==== Given records ====
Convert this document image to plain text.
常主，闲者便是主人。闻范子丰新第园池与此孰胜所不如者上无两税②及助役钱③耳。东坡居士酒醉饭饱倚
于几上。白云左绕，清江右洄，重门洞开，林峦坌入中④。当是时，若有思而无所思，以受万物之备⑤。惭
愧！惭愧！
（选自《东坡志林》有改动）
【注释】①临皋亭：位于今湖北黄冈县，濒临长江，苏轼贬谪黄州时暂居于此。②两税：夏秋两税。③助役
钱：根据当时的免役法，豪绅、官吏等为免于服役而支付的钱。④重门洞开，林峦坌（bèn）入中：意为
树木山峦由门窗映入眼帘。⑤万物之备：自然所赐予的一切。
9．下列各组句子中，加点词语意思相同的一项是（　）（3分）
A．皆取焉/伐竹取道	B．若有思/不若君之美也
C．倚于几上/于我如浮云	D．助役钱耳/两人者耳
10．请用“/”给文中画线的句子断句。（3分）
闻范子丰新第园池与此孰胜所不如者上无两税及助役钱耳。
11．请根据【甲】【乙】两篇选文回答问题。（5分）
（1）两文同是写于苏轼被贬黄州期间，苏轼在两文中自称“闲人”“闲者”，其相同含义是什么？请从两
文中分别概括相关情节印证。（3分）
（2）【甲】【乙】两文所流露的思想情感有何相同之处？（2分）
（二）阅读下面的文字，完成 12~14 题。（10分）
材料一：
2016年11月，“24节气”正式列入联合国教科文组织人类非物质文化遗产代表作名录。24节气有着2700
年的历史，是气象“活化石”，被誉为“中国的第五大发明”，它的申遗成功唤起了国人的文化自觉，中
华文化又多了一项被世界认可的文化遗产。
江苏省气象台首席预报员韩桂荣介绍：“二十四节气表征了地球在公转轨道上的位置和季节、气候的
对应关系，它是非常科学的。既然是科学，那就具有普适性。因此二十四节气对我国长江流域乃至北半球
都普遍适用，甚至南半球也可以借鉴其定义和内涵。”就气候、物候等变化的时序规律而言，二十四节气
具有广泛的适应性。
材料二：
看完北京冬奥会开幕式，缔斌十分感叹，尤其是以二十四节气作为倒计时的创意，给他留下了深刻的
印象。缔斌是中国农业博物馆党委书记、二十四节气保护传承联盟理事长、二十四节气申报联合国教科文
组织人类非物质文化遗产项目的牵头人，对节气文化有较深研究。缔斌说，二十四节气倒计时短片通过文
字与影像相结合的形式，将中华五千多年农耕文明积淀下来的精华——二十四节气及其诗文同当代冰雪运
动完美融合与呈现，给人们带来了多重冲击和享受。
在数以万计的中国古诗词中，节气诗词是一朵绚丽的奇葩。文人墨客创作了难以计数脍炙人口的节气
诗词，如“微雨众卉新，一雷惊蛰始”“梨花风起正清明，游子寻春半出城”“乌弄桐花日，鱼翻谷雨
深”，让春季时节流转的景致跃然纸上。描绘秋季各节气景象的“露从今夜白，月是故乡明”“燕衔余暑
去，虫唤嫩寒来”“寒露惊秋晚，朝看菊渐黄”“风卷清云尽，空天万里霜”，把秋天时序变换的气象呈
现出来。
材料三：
====
■ To be done
Every line above should be written out again exactly as it stands.

■ Result below
Convert this document image to plain text.
常主，闲者便是主人。闻范子丰新第园池与此孰胜所不如者上无两税②及助役钱③耳。东坡居士酒醉饭饱倚
于几上。白云左绕，清江右洄，重门洞开，林峦坌入中④。当是时，若有思而无所思，以受万物之备⑤。惭
愧！惭愧！
（选自《东坡志林》有改动）
【注释】①临皋亭：位于今湖北黄冈县，濒临长江，苏轼贬谪黄州时暂居于此。②两税：夏秋两税。③助役
钱：根据当时的免役法，豪绅、官吏等为免于服役而支付的钱。④重门洞开，林峦坌（bèn）入中：意为
树木山峦由门窗映入眼帘。⑤万物之备：自然所赐予的一切。
9．下列各组句子中，加点词语意思相同的一项是（　）（3分）
A．皆取焉/伐竹取道	B．若有思/不若君之美也
C．倚于几上/于我如浮云	D．助役钱耳/两人者耳
10．请用“/”给文中画线的句子断句。（3分）
闻范子丰新第园池与此孰胜所不如者上无两税及助役钱耳。
11．请根据【甲】【乙】两篇选文回答问题。（5分）
（1）两文同是写于苏轼被贬黄州期间，苏轼在两文中自称“闲人”“闲者”，其相同含义是什么？请从两
文中分别概括相关情节印证。（3分）
（2）【甲】【乙】两文所流露的思想情感有何相同之处？（2分）
（二）阅读下面的文字，完成 12~14 题。（10分）
材料一：
2016年11月，“24节气”正式列入联合国教科文组织人类非物质文化遗产代表作名录。24节气有着2700
年的历史，是气象“活化石”，被誉为“中国的第五大发明”，它的申遗成功唤起了国人的文化自觉，中
华文化又多了一项被世界认可的文化遗产。
江苏省气象台首席预报员韩桂荣介绍：“二十四节气表征了地球在公转轨道上的位置和季节、气候的
对应关系，它是非常科学的。既然是科学，那就具有普适性。因此二十四节气对我国长江流域乃至北半球
都普遍适用，甚至南半球也可以借鉴其定义和内涵。”就气候、物候等变化的时序规律而言，二十四节气
具有广泛的适应性。
材料二：
看完北京冬奥会开幕式，缔斌十分感叹，尤其是以二十四节气作为倒计时的创意，给他留下了深刻的
印象。缔斌是中国农业博物馆党委书记、二十四节气保护传承联盟理事长、二十四节气申报联合国教科文
组织人类非物质文化遗产项目的牵头人，对节气文化有较深研究。缔斌说，二十四节气倒计时短片通过文
字与影像相结合的形式，将中华五千多年农耕文明积淀下来的精华——二十四节气及其诗文同当代冰雪运
动完美融合与呈现，给人们带来了多重冲击和享受。
在数以万计的中国古诗词中，节气诗词是一朵绚丽的奇葩。文人墨客创作了难以计数脍炙人口的节气
诗词，如“微雨众卉新，一雷惊蛰始”“梨花风起正清明，游子寻春半出城”“乌弄桐花日，鱼翻谷雨
深”，让春季时节流转的景致跃然纸上。描绘秋季各节气景象的“露从今夜白，月是故乡明”“燕衔余暑
去，虫唤嫩寒来”“寒露惊秋晚，朝看菊渐黄”“风卷清云尽，空天万里霜”，把秋天时序变换的气象呈
现出来。
材料三：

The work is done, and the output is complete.